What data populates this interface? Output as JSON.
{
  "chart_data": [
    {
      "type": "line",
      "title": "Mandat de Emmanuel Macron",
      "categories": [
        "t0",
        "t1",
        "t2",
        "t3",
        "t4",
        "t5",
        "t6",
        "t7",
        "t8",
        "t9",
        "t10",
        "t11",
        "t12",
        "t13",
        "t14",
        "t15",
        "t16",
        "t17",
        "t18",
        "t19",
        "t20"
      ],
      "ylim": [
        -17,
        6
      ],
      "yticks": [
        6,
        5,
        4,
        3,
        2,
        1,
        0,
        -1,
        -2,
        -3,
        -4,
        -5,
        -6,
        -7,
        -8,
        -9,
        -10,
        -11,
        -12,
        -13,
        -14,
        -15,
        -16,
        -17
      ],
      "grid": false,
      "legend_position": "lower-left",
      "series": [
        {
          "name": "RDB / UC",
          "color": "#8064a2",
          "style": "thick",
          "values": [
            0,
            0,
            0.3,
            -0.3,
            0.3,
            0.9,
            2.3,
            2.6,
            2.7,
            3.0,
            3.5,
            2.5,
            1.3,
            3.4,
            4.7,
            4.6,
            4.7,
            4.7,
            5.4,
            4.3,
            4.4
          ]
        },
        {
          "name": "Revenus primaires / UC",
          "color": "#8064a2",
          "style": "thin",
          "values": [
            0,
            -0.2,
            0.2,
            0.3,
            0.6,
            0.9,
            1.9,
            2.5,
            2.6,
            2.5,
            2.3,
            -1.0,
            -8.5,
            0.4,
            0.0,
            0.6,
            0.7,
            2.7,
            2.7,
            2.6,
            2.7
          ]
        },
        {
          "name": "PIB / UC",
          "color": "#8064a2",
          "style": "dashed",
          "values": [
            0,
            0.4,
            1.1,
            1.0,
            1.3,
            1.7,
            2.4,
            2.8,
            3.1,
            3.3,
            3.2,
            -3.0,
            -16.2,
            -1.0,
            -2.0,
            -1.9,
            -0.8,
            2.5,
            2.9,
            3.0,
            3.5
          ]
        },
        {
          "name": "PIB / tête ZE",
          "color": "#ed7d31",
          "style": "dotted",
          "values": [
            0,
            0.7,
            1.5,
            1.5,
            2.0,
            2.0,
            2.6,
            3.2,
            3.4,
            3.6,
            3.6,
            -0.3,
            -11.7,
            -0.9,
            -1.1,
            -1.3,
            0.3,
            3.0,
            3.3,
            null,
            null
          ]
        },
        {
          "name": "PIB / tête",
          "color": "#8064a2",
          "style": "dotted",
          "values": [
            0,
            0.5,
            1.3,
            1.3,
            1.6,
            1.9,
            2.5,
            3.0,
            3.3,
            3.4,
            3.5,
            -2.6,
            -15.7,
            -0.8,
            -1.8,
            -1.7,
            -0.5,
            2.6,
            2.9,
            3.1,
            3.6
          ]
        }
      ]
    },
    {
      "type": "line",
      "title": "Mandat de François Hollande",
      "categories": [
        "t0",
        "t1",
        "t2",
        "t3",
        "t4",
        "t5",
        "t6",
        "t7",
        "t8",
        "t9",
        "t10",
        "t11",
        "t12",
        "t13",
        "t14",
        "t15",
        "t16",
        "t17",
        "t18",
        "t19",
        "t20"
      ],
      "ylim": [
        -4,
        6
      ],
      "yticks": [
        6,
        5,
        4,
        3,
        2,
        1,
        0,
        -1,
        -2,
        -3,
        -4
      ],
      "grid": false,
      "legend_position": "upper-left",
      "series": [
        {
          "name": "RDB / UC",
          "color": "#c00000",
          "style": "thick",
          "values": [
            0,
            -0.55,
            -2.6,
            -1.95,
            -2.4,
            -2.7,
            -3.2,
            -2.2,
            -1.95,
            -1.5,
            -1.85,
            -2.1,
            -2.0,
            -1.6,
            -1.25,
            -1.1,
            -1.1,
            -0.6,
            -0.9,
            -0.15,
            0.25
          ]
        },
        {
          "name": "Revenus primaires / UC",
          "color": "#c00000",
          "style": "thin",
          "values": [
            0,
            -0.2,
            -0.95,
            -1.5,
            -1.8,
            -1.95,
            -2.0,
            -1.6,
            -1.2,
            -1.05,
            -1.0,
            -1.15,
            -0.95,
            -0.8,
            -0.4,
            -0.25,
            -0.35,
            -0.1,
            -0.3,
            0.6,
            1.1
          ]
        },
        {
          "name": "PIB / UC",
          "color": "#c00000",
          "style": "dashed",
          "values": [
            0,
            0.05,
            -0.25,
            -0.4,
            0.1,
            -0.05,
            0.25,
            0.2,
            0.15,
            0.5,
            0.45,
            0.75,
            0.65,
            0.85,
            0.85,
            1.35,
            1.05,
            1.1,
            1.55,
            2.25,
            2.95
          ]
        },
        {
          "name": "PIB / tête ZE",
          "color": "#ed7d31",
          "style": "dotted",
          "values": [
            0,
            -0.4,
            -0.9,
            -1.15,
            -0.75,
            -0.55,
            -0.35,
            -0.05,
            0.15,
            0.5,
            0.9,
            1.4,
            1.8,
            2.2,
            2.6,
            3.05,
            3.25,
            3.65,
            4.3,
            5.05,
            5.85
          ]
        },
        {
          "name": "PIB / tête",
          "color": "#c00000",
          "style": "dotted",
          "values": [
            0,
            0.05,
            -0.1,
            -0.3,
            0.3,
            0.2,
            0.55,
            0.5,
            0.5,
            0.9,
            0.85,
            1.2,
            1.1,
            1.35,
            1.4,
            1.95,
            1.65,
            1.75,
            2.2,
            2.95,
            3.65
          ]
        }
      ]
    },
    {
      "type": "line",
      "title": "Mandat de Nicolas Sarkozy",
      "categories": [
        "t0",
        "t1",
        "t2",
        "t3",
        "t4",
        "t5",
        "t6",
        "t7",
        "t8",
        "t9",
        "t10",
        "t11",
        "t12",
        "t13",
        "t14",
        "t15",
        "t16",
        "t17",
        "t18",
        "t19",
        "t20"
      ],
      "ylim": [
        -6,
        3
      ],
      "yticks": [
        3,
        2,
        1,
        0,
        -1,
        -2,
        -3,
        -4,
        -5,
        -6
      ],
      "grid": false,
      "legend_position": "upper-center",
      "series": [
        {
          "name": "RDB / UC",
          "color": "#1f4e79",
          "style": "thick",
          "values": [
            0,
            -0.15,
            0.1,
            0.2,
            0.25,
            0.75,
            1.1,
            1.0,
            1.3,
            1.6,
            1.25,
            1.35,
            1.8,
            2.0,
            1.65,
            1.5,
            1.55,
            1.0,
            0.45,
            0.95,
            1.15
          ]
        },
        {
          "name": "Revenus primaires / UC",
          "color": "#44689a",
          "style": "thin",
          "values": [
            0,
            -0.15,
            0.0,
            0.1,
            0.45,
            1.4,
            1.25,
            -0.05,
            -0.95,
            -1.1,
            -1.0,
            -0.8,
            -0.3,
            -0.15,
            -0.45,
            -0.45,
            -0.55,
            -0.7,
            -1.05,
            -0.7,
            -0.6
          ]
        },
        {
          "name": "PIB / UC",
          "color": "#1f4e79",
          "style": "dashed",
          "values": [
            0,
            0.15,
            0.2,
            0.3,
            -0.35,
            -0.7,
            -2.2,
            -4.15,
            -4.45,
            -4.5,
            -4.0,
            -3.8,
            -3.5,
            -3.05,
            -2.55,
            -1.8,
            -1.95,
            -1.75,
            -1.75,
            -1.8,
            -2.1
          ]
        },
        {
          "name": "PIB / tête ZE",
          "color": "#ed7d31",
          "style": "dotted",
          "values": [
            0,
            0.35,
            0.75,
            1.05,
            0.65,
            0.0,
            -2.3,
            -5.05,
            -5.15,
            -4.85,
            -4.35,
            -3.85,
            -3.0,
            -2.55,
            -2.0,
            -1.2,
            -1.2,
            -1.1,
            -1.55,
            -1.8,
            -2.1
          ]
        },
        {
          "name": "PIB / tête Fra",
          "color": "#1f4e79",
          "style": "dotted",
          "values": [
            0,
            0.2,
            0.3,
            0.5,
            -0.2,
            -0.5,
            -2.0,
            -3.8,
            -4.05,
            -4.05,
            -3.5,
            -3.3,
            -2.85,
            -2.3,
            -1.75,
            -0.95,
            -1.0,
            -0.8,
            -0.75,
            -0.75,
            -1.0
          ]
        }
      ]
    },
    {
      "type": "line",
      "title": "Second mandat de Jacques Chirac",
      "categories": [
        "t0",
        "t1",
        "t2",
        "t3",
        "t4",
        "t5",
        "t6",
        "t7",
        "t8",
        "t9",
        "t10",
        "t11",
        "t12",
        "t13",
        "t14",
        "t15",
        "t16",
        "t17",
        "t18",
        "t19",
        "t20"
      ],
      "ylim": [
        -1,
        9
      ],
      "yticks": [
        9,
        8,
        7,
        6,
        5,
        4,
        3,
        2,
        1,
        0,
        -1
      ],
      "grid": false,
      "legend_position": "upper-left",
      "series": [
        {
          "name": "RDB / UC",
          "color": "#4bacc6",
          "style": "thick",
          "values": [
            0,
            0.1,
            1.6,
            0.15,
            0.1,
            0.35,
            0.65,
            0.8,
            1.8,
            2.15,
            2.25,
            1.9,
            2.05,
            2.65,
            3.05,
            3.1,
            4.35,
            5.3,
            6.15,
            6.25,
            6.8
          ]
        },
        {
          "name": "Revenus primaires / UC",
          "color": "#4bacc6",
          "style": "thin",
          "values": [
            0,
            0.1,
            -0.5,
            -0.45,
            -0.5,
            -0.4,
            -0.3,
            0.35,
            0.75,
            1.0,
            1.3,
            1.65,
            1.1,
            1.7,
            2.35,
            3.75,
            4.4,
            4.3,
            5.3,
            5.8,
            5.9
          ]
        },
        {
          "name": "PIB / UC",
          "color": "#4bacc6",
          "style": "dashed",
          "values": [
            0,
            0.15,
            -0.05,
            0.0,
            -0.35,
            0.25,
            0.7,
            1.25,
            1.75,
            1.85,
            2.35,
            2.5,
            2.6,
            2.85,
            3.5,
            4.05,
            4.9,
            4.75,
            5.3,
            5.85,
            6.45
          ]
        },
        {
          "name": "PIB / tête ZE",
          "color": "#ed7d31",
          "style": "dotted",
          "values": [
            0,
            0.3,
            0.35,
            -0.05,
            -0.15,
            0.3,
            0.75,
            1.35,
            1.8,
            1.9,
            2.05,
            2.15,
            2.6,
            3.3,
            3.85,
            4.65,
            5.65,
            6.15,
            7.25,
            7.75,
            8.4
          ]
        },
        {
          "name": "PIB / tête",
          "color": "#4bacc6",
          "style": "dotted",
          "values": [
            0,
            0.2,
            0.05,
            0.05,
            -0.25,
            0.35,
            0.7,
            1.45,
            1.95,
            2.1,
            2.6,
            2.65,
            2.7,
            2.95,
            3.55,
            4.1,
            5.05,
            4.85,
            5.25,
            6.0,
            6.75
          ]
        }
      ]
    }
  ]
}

Task brief: In the listing, find every line with the word "title" and state how many there are, nothing more.

Response for this exercise: 4